┌─ Provided records

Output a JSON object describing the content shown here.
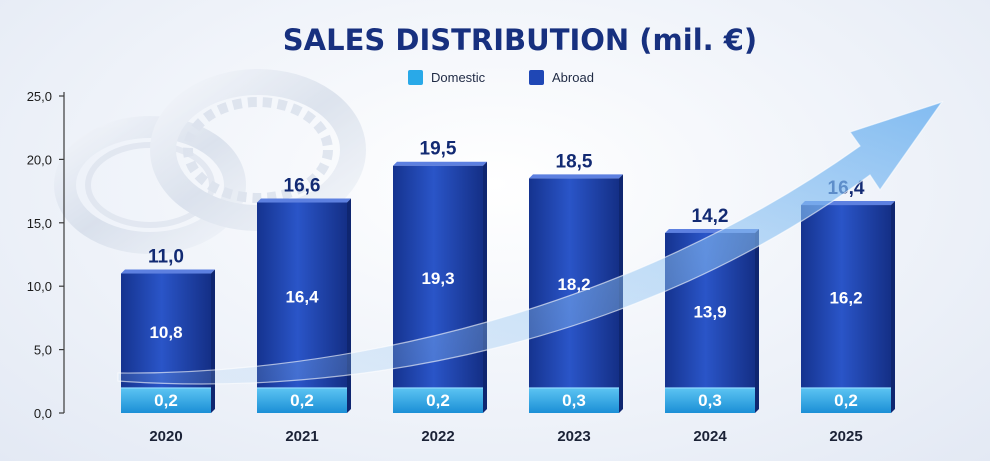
{
  "chart_data": {
    "type": "bar",
    "stacked": true,
    "title": "SALES DISTRIBUTION (mil. €)",
    "categories": [
      "2020",
      "2021",
      "2022",
      "2023",
      "2024",
      "2025"
    ],
    "totals": [
      "11,0",
      "16,6",
      "19,5",
      "18,5",
      "14,2",
      "16,4"
    ],
    "series": [
      {
        "name": "Domestic",
        "color": "#29a9e8",
        "values": [
          0.2,
          0.2,
          0.2,
          0.3,
          0.3,
          0.2
        ],
        "labels": [
          "0,2",
          "0,2",
          "0,2",
          "0,3",
          "0,3",
          "0,2"
        ]
      },
      {
        "name": "Abroad",
        "color": "#1f47b5",
        "values": [
          10.8,
          16.4,
          19.3,
          18.2,
          13.9,
          16.2
        ],
        "labels": [
          "10,8",
          "16,4",
          "19,3",
          "18,2",
          "13,9",
          "16,2"
        ]
      }
    ],
    "yticks": [
      "0,0",
      "5,0",
      "10,0",
      "15,0",
      "20,0",
      "25,0"
    ],
    "ylim": [
      0,
      25
    ],
    "legend_position": "top-center",
    "grid": false
  }
}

└─

Return each line from the material above exactly, but not the pictures.

Output a JSON object describing the content shown here.
{
  "chart_data": {
    "type": "bar",
    "stacked": true,
    "title": "SALES DISTRIBUTION (mil. €)",
    "categories": [
      "2020",
      "2021",
      "2022",
      "2023",
      "2024",
      "2025"
    ],
    "totals": [
      "11,0",
      "16,6",
      "19,5",
      "18,5",
      "14,2",
      "16,4"
    ],
    "series": [
      {
        "name": "Domestic",
        "color": "#29a9e8",
        "values": [
          0.2,
          0.2,
          0.2,
          0.3,
          0.3,
          0.2
        ],
        "labels": [
          "0,2",
          "0,2",
          "0,2",
          "0,3",
          "0,3",
          "0,2"
        ]
      },
      {
        "name": "Abroad",
        "color": "#1f47b5",
        "values": [
          10.8,
          16.4,
          19.3,
          18.2,
          13.9,
          16.2
        ],
        "labels": [
          "10,8",
          "16,4",
          "19,3",
          "18,2",
          "13,9",
          "16,2"
        ]
      }
    ],
    "yticks": [
      "0,0",
      "5,0",
      "10,0",
      "15,0",
      "20,0",
      "25,0"
    ],
    "ylim": [
      0,
      25
    ],
    "legend_position": "top-center",
    "grid": false
  }
}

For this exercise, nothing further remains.